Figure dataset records
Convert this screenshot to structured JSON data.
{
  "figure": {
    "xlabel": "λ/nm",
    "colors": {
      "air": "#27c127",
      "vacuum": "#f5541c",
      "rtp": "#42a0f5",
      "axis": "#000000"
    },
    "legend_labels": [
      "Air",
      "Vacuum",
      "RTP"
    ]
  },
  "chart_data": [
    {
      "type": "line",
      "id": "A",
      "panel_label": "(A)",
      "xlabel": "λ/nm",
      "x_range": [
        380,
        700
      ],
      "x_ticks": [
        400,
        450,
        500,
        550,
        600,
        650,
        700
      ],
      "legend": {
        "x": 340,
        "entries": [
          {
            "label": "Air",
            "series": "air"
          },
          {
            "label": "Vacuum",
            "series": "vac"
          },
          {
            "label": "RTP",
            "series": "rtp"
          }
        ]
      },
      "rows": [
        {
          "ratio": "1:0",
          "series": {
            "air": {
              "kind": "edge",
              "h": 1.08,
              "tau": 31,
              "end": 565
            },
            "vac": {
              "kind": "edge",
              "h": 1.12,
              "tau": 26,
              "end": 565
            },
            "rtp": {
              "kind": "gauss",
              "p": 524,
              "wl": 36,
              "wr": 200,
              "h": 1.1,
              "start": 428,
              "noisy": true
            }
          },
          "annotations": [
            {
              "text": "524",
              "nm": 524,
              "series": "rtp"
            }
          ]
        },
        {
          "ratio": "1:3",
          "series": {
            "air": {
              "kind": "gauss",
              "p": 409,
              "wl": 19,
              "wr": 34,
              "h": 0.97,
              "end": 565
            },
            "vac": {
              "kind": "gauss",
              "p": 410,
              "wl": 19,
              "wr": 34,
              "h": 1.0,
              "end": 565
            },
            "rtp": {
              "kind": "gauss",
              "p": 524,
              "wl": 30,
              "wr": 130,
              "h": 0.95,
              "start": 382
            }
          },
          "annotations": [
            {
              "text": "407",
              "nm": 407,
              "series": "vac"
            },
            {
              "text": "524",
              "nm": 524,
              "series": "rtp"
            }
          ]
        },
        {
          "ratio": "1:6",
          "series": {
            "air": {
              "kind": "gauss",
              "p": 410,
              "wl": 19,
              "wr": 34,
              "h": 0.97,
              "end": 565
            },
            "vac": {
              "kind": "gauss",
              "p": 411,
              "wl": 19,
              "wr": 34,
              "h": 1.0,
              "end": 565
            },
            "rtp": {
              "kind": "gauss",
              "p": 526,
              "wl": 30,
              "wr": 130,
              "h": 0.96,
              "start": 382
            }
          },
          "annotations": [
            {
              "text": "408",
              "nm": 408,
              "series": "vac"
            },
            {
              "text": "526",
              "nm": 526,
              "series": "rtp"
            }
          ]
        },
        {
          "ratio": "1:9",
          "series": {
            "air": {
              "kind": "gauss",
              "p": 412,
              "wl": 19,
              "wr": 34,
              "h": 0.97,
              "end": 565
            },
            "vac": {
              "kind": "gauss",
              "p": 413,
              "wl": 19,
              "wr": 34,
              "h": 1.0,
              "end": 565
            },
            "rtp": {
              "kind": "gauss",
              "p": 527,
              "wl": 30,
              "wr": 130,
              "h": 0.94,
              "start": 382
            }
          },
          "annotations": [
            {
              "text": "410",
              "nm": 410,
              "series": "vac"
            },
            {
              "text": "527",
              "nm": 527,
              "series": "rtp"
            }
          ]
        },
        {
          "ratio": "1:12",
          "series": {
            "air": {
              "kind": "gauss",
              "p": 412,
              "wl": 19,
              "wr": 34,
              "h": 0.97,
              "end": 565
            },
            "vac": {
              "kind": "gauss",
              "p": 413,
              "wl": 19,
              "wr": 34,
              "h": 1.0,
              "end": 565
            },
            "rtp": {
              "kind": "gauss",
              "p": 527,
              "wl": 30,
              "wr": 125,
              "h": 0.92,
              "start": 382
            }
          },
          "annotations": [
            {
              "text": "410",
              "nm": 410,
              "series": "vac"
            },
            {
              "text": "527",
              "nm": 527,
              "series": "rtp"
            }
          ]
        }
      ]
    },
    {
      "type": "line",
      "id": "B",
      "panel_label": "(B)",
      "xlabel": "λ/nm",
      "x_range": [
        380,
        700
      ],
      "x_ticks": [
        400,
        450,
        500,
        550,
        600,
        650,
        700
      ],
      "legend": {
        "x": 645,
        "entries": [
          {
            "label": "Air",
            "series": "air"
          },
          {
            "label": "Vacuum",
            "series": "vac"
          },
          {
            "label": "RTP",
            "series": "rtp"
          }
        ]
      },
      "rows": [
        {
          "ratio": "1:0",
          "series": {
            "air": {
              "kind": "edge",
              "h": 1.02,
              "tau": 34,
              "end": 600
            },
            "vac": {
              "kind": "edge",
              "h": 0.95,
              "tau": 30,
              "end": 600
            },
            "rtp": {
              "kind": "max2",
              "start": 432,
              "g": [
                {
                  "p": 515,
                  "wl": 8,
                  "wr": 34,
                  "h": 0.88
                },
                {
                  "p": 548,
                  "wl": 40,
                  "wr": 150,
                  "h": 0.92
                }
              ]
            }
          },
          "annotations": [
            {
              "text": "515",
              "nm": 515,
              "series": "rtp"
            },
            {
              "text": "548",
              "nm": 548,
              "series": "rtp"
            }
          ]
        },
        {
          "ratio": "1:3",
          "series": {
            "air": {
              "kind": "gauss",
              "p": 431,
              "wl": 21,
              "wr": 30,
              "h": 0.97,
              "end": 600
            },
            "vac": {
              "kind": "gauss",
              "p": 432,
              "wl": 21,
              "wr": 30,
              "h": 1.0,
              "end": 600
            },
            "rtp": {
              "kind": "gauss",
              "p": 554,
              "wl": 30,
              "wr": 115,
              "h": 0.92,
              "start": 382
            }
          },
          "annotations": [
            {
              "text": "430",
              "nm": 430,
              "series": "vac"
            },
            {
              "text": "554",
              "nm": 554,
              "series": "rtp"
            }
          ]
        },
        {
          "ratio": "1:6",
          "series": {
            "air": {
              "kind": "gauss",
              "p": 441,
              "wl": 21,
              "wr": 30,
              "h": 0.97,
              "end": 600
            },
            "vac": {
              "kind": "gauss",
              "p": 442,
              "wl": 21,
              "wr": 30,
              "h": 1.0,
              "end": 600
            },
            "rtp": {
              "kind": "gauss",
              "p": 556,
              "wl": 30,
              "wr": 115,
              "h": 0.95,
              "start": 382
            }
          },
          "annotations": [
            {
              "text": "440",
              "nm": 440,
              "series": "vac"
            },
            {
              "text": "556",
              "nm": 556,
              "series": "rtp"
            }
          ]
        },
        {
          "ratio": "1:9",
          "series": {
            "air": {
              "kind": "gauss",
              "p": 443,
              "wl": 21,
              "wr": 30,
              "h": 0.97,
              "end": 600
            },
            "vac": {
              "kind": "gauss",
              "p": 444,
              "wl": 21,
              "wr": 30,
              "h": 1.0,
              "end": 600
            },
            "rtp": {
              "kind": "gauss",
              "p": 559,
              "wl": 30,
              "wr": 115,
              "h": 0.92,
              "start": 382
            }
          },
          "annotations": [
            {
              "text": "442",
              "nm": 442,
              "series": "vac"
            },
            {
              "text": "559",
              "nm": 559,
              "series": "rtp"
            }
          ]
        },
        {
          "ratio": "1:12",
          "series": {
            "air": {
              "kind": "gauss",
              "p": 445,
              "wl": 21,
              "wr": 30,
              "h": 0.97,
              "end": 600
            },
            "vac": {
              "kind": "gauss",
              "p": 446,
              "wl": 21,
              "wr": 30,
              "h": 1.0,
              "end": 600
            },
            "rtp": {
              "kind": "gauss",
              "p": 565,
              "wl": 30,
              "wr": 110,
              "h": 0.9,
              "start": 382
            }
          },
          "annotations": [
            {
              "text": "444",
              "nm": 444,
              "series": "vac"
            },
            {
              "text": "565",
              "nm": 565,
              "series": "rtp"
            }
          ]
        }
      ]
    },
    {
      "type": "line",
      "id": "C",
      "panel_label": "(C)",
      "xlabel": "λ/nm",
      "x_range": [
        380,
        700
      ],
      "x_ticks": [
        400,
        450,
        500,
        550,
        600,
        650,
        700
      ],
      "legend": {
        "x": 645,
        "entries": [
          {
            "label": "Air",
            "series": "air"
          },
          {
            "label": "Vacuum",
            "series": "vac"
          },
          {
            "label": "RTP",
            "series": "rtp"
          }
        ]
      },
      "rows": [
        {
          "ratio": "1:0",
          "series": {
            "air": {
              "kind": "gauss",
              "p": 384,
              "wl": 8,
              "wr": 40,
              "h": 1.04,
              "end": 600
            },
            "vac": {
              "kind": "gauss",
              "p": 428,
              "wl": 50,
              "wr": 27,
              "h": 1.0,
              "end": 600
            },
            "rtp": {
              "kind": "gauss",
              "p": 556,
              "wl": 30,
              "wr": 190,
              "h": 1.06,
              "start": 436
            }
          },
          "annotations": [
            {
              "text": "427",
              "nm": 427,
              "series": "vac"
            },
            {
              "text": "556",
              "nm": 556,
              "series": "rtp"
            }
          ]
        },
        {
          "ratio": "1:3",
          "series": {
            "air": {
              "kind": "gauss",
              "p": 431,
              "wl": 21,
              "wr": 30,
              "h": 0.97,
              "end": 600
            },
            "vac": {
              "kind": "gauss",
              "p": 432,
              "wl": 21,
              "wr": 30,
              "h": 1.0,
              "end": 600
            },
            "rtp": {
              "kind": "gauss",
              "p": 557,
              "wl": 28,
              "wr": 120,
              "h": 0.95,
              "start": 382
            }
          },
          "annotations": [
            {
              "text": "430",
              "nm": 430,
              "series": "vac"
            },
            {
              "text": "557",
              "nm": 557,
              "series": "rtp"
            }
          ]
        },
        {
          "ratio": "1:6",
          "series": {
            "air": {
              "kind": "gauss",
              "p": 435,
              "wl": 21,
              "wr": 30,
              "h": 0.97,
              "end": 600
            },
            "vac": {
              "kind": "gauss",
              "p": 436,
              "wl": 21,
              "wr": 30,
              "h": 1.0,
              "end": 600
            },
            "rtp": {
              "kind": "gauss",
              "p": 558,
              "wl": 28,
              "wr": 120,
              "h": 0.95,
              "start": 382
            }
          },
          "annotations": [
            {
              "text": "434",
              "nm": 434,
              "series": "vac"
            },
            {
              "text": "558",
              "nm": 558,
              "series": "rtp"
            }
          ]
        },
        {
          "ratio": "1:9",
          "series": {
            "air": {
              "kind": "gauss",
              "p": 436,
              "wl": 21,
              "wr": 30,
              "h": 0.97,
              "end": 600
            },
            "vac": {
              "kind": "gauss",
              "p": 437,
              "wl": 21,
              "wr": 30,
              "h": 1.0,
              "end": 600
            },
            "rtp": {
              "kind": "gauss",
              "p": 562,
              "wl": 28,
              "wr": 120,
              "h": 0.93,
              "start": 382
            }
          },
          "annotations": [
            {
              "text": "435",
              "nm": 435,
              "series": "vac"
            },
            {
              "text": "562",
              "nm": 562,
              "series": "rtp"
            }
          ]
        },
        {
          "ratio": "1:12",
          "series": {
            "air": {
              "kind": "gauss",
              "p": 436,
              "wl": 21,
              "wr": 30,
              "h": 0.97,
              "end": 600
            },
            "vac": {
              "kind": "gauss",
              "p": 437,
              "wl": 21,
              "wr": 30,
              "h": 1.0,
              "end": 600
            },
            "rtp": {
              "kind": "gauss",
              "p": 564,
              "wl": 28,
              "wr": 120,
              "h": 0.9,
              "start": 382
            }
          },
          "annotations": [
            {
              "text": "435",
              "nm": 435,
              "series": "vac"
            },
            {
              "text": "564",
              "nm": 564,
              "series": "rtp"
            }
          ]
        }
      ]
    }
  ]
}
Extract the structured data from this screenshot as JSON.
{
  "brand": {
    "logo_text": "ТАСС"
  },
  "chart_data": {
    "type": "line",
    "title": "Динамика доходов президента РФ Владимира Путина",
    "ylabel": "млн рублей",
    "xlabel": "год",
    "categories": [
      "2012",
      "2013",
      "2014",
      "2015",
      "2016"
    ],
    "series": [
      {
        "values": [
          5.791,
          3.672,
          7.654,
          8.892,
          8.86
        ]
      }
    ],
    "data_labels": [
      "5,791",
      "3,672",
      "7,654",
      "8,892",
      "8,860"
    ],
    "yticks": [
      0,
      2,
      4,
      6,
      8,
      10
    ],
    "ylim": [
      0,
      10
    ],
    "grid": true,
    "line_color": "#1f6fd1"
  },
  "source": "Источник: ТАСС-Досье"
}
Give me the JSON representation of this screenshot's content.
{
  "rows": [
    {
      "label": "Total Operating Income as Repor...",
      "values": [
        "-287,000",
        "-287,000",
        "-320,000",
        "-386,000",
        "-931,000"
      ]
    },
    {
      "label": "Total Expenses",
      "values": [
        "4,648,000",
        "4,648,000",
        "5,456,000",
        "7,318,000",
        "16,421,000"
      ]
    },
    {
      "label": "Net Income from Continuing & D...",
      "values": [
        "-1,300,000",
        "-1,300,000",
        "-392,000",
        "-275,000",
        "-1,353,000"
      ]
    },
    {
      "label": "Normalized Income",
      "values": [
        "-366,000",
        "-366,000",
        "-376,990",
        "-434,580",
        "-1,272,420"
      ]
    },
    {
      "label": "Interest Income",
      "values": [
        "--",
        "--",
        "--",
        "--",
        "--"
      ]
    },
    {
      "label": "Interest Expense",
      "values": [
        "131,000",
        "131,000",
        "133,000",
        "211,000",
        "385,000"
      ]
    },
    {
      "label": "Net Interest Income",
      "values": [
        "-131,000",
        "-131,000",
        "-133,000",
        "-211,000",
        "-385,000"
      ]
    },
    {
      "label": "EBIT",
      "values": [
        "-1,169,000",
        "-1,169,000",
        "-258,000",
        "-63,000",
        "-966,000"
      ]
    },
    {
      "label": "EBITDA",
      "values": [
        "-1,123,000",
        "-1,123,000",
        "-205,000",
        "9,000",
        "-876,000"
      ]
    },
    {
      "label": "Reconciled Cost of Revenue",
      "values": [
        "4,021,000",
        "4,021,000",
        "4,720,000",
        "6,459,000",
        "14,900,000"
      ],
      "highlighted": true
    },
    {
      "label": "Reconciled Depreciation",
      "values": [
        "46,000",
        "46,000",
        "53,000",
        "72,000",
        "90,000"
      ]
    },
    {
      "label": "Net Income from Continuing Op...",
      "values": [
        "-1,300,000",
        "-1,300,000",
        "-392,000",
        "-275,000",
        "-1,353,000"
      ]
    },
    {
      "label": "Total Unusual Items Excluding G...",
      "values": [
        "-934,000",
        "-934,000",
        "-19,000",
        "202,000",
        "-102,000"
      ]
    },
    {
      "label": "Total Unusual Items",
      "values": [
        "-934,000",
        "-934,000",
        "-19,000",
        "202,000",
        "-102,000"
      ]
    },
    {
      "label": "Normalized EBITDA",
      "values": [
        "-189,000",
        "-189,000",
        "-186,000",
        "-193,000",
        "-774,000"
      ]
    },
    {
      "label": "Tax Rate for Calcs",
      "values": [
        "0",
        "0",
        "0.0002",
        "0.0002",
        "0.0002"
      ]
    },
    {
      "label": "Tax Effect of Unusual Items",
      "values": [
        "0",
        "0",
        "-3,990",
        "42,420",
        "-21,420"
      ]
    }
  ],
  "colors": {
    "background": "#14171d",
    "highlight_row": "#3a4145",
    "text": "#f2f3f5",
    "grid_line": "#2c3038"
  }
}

▶ **TO DO**: From the data above, pick out each line containing "ТАСС" and copy it.

▶ **ANSWER BELOW**:
    "logo_text": "ТАСС"
  "source": "Источник: ТАСС-Досье"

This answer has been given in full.